▶ **What to work on**
Identify each line below containing the string "screenshot" and copy it.

▶ **Information shown**
>>>>>

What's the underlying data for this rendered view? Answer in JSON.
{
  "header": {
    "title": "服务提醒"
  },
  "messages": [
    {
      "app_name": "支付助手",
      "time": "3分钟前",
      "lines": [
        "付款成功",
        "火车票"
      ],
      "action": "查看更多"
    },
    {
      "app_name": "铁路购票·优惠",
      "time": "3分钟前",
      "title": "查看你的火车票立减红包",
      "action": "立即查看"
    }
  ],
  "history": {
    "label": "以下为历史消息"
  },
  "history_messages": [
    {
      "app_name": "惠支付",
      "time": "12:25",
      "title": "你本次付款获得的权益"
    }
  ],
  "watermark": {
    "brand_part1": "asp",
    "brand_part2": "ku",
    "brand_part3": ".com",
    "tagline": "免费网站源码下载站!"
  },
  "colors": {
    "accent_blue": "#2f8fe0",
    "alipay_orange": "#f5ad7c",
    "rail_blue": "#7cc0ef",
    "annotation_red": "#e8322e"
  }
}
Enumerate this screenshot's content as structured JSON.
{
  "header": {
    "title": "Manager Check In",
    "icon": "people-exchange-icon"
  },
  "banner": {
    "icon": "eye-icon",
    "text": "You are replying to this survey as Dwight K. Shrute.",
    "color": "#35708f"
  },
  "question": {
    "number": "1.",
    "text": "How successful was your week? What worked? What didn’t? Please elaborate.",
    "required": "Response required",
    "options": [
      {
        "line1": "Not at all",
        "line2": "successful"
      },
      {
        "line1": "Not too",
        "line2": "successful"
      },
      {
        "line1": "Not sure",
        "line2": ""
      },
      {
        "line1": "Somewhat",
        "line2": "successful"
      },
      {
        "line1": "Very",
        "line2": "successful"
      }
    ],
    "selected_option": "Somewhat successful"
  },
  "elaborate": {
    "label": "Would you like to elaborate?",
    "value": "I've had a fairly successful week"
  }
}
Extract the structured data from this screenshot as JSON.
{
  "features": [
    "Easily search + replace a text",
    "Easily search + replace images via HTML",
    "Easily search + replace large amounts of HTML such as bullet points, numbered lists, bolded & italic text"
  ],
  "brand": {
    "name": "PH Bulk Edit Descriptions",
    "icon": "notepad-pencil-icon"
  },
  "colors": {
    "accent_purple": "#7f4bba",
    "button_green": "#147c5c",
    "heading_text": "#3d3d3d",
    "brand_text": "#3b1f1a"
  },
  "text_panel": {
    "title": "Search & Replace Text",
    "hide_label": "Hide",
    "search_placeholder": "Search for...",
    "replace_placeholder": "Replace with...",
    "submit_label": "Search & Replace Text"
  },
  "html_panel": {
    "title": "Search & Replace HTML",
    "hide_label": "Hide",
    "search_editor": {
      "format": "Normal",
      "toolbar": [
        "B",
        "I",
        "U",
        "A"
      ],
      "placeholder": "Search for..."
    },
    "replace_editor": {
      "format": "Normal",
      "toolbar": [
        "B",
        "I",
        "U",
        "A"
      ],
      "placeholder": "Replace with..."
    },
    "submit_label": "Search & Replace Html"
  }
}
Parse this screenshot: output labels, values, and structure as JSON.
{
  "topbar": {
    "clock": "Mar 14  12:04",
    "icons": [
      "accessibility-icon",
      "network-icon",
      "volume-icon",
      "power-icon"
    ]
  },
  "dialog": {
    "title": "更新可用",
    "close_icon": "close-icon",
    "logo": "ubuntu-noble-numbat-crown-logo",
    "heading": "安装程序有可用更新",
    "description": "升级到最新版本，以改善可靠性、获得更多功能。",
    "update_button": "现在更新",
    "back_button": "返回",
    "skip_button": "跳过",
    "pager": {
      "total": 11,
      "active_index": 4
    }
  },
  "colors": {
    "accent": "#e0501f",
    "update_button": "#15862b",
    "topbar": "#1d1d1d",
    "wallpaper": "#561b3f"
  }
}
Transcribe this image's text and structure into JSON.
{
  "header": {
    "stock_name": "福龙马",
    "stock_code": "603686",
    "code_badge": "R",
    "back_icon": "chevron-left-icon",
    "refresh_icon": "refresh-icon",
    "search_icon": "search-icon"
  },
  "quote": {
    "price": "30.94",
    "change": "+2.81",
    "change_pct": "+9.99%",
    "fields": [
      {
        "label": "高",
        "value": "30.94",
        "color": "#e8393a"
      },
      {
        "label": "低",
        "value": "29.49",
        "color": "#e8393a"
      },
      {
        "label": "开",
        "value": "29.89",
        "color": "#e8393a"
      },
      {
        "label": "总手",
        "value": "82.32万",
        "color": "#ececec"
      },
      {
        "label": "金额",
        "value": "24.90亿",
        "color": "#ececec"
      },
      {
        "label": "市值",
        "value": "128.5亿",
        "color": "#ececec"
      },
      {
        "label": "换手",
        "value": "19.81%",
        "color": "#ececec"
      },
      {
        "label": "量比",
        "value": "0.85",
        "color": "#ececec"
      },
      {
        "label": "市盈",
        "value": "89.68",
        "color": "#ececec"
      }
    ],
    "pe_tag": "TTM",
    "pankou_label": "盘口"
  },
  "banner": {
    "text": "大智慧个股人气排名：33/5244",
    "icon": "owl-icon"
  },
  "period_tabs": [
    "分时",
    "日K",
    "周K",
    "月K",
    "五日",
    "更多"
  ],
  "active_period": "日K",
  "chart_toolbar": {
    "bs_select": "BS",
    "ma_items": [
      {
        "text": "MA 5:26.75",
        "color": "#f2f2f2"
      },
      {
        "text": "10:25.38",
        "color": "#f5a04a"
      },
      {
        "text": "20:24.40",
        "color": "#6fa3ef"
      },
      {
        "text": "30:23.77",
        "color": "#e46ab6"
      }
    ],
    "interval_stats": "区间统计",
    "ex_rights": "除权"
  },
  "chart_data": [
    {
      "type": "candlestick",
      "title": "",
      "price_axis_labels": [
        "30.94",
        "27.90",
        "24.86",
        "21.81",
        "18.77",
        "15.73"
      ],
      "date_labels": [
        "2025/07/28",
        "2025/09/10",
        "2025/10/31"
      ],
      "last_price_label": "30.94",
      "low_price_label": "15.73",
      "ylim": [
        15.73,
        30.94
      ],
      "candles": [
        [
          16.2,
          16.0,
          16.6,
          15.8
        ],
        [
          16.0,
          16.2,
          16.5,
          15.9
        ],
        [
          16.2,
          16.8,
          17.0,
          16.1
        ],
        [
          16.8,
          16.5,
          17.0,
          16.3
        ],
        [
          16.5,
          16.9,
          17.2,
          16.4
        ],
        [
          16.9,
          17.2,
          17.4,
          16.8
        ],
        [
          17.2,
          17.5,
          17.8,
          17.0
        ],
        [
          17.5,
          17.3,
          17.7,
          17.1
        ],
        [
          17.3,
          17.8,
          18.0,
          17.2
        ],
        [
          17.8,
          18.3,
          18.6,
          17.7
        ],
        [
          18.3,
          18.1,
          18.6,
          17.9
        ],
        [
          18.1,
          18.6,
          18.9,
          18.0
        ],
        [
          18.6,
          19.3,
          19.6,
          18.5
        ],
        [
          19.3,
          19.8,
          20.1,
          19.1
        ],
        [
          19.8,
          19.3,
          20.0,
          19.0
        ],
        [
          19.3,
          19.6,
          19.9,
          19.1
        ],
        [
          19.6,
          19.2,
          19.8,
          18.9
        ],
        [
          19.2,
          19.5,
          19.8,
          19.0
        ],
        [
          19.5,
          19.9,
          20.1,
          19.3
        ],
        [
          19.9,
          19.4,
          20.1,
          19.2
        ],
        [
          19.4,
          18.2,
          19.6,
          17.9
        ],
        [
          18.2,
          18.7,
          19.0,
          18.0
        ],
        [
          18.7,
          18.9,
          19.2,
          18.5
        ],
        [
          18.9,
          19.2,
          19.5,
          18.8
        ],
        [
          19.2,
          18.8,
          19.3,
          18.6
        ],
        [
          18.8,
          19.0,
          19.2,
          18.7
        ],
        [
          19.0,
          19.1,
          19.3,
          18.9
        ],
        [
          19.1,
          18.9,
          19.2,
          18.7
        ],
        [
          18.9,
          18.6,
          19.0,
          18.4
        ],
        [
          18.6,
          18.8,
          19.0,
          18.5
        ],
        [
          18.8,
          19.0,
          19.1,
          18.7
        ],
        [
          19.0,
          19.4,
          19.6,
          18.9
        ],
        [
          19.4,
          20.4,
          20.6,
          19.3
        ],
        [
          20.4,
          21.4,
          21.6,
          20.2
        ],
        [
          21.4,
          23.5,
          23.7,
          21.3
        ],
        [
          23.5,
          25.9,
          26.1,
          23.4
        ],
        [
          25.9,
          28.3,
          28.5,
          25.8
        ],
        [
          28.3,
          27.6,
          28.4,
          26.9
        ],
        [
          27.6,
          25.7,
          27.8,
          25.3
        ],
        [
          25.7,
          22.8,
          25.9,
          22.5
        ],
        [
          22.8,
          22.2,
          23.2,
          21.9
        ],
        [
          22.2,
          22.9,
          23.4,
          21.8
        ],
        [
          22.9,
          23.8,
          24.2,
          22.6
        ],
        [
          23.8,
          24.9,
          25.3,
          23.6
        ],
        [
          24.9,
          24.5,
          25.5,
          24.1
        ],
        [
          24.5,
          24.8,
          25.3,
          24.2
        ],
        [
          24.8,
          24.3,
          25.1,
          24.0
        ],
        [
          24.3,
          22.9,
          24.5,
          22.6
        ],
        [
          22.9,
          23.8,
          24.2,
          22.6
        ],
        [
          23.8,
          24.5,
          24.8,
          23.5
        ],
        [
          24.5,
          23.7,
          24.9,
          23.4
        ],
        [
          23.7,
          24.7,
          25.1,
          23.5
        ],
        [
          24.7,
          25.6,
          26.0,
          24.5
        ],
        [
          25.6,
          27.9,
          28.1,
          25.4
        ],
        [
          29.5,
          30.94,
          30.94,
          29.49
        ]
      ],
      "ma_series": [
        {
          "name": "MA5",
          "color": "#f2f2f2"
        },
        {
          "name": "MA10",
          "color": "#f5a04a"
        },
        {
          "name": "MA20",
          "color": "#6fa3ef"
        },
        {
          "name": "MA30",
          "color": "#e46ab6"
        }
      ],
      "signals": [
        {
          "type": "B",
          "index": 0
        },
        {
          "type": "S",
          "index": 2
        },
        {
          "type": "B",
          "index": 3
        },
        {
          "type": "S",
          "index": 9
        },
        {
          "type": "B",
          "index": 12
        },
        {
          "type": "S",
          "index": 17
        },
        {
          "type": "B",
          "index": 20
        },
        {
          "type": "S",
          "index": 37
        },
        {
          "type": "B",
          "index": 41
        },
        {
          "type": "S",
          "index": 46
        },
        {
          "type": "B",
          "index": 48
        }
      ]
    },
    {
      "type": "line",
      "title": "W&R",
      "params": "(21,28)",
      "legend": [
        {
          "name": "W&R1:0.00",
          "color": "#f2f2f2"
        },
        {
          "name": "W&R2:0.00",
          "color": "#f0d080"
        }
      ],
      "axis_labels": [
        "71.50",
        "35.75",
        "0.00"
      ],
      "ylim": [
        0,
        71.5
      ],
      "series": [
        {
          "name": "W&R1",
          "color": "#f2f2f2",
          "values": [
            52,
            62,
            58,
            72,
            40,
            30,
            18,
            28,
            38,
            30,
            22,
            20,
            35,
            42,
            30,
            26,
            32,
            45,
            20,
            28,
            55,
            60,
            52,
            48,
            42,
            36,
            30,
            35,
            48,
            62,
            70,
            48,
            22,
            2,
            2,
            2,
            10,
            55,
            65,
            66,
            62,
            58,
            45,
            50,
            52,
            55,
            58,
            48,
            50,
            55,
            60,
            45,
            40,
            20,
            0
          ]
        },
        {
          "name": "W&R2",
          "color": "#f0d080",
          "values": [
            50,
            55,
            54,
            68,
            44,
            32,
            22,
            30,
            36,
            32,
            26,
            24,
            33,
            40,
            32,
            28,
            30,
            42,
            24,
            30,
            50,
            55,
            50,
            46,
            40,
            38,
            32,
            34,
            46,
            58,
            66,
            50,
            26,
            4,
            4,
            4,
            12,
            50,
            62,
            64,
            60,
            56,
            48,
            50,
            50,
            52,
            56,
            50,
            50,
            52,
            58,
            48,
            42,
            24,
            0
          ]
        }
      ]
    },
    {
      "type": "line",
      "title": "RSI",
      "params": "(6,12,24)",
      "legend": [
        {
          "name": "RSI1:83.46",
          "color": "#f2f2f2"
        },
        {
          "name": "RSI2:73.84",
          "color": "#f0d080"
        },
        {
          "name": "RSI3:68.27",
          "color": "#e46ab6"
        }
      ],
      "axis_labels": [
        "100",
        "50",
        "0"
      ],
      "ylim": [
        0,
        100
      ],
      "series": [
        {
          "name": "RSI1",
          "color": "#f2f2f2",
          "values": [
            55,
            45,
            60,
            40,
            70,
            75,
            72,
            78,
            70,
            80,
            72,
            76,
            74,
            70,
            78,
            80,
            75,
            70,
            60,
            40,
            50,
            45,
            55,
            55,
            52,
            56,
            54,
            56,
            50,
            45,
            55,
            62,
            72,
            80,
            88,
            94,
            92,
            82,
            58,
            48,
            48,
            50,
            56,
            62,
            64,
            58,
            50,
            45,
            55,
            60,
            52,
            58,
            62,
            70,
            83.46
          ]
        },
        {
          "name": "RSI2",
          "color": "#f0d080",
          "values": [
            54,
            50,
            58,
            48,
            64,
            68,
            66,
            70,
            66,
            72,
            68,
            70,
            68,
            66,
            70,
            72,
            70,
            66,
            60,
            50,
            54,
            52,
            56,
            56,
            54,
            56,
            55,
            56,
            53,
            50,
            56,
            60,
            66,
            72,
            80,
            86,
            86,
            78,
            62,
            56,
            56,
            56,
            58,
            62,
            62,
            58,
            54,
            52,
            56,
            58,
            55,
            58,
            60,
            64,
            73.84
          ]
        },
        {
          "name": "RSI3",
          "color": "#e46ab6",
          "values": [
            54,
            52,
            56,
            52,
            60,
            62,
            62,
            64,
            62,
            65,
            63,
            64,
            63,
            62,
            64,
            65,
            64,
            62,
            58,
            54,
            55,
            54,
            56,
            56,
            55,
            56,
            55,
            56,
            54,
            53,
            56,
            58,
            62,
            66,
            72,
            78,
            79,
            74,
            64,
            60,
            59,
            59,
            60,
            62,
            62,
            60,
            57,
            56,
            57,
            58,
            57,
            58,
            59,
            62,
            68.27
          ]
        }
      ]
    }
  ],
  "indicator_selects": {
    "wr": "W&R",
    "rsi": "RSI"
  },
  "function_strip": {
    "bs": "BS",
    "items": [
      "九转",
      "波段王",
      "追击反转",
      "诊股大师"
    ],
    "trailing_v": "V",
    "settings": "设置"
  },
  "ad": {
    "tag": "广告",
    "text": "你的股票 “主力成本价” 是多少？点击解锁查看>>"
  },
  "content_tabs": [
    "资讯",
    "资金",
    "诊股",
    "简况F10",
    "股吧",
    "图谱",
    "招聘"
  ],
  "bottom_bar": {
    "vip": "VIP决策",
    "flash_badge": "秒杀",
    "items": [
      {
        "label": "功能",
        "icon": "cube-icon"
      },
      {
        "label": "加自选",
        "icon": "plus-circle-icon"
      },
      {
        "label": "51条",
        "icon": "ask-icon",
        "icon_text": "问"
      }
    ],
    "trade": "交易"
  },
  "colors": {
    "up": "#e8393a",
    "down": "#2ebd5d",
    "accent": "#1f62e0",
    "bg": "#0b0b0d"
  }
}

<<<<<

▶ **Complete response**
Enumerate this screenshot's content as structured JSON.
Extract the structured data from this screenshot as JSON.
Parse this screenshot: output labels, values, and structure as JSON.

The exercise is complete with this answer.